Texte fourni

Les alliances politiques à Maurice font partie du folklore électoral ou alors c’est un passage obligé pour d’autres. Et, pour une partie grandissante de l’électorat mauricien, les alliances représentent une certaine forme de décadence. Pourtant, peu de temps après l’éclatement de l’affaire MedPoint, menée tambour battant par Paul Bérenger lui-même, une alliance MMM-MSM est considérée comme une option électorale. Sydney Selvon nous donne son point de vue.


Mauritius Times : L’éventualité d’un retour de Sir Anerood Jugnauth dans l’arène politique brouille toutes les pistes, nous dit-on. Qu’est-ce qui va changer s’il revient effectivement ?

C’est ce à quoi pensent tous les Mauriciens. Sir Anerood Jugnauth est, du point de vue de l’Histoire nationale contemporaine, un des plus illustres premiers ministres que nous ayons eu depuis l’indépendance. N’empêche que son retour dans l’arène politique provoque déjà des réactions fortes allant de l’encouragement venant des milieux qui sont favorables à ce retour à, démocratie oblige, des réactions hostiles. Malheureusement, celles-ci vont parfois jusqu’à des propos, disons indélicats.

Démocratiquement, cependant, on s’interroge déjà et on le fera encore plus, sur le poids de l’âge, sur ses capacités à reprendre les fonctions de Premier ministre, sur la nécessité d’un tel retour pour un tribun qui a déjà atteint les sommets de la gloire dans la mémoire populaire et, il faut le dire, sur la tendance alléguée de sa famille à « l’accaparement », selon certaines allégations venant de ses adversaires politiques du jour, quelquefois extrêmement graves, voire diffamatoires, à la lecture de certains blogs sur Internet. Mais puisqu’il choisit un retour en politique, la contestation de ce retour est tout à fait légitime si elle est faite dans les règles d’un vrai débat.

Cela dit, ce qui ne va pas changer tout d’abord est ceci: le pays est divisé en deux camps politiques principaux. D’une part, il y a un gouvernement de coalition, d’autre part, une coalition d’opposants, à ce stade, une alliance MSM-MMM selon la formule 2000. C’est une situation 50:50 : la moitié du pays votant dans un sens et l’autre moitié dans l’autre sens, soit une situation où il suffit d’un tout petit pourcentage de votes, trois à quatre pour cent, pour faire basculer une élection dans un sens ou dans l’autre.

Fiches fournies
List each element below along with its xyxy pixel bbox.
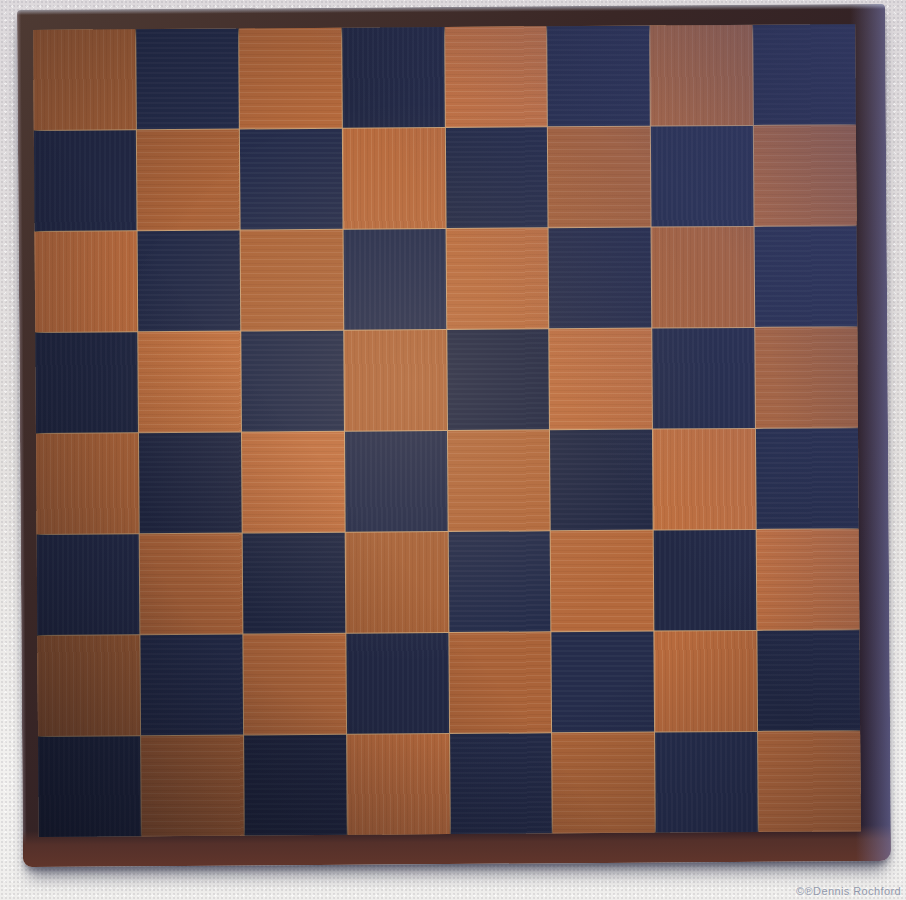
square-a4 (36, 433, 139, 534)
square-d3 (345, 532, 448, 633)
square-e7 (445, 127, 548, 228)
square-f8 (548, 26, 651, 127)
square-c7 (240, 129, 343, 230)
square-c6 (240, 230, 343, 331)
square-h8 (753, 24, 856, 125)
square-a6 (35, 231, 138, 332)
square-f2 (552, 632, 655, 733)
square-e1 (450, 733, 553, 834)
square-a7 (34, 130, 137, 231)
square-d8 (342, 27, 445, 128)
square-f5 (550, 329, 653, 430)
square-b2 (140, 634, 243, 735)
square-e5 (447, 329, 550, 430)
square-h5 (755, 327, 858, 428)
square-h4 (756, 428, 859, 529)
square-a2 (37, 635, 140, 736)
chessboard-frame (17, 4, 891, 867)
square-c3 (242, 533, 345, 634)
square-c8 (239, 28, 342, 129)
square-d7 (342, 128, 445, 229)
square-b7 (137, 129, 240, 230)
square-a8 (33, 29, 136, 130)
square-h3 (757, 529, 860, 630)
square-g1 (655, 732, 758, 833)
square-d6 (343, 229, 446, 330)
square-d4 (345, 431, 448, 532)
square-f7 (548, 127, 651, 228)
square-g5 (653, 328, 756, 429)
square-a3 (37, 534, 140, 635)
square-g7 (651, 126, 754, 227)
square-e2 (449, 632, 552, 733)
square-h1 (758, 731, 861, 832)
square-b5 (138, 331, 241, 432)
square-c2 (243, 634, 346, 735)
square-c5 (241, 331, 344, 432)
square-d5 (344, 330, 447, 431)
square-b4 (139, 432, 242, 533)
square-b3 (140, 533, 243, 634)
square-a5 (35, 332, 138, 433)
square-g2 (655, 631, 758, 732)
photo-background: ©℗Dennis Rochford (0, 0, 906, 900)
square-h7 (754, 125, 857, 226)
square-b8 (136, 28, 239, 129)
square-h6 (755, 226, 858, 327)
watermark-text: ©℗Dennis Rochford (796, 885, 901, 897)
square-f1 (552, 733, 655, 834)
square-e3 (448, 531, 551, 632)
square-f6 (549, 228, 652, 329)
square-a1 (38, 736, 141, 837)
square-g6 (652, 227, 755, 328)
square-e4 (447, 430, 550, 531)
square-g8 (650, 25, 753, 126)
square-h2 (757, 630, 860, 731)
square-e6 (446, 228, 549, 329)
square-g3 (654, 530, 757, 631)
square-d1 (347, 734, 450, 835)
chessboard (33, 24, 861, 837)
square-f3 (551, 531, 654, 632)
square-f4 (550, 430, 653, 531)
square-d2 (346, 633, 449, 734)
square-b1 (141, 735, 244, 836)
square-b6 (137, 230, 240, 331)
square-e8 (445, 26, 548, 127)
square-c1 (244, 735, 347, 836)
square-g4 (653, 429, 756, 530)
square-c4 (242, 432, 345, 533)
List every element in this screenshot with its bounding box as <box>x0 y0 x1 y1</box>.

Tâches à faire
A - Recopiez tout le texte fourni depuis « Démocratiquement, cependant, on » jusqu'à « d’un vrai débat. ».
B - D'après le texte fourni, quel pourcentage de votes suffit pour faire basculer une élection ?
C - Réécrivez sous forme de liste plus courte le paragraphe du texte fourni qui commence par « Cela dit, ce qui ne va pas changer », en gardant ses faits principaux.
Vous n'aurez pas besoin des fiches.

Réponses
A -
Démocratiquement, cependant, on s’interroge déjà et on le fera encore plus, sur le poids de l’âge, sur ses capacités à reprendre les fonctions de Premier ministre, sur la nécessité d’un tel retour pour un tribun qui a déjà atteint les sommets de la gloire dans la mémoire populaire et, il faut le dire, sur la tendance alléguée de sa famille à « l’accaparement », selon certaines allégations venant de ses adversaires politiques du jour, quelquefois extrêmement graves, voire diffamatoires, à la lecture de certains blogs sur Internet. Mais puisqu’il choisit un retour en politique, la contestation de ce retour est tout à fait légitime si elle est faite dans les règles d’un vrai débat.

B - Trois à quatre pour cent.

C -
- Le pays reste divisé en deux grands camps politiques.
- D'un côté, il y a un gouvernement de coalition. De l'autre, il y a une coalition d'opposants, pour l'instant une alliance MSM-MMM selon la formule 2000.
- La situation est de 50:50 : une moitié du pays vote dans un sens, l'autre moitié dans l'autre.
- Trois à quatre pour cent des votes suffisent pour faire basculer une élection.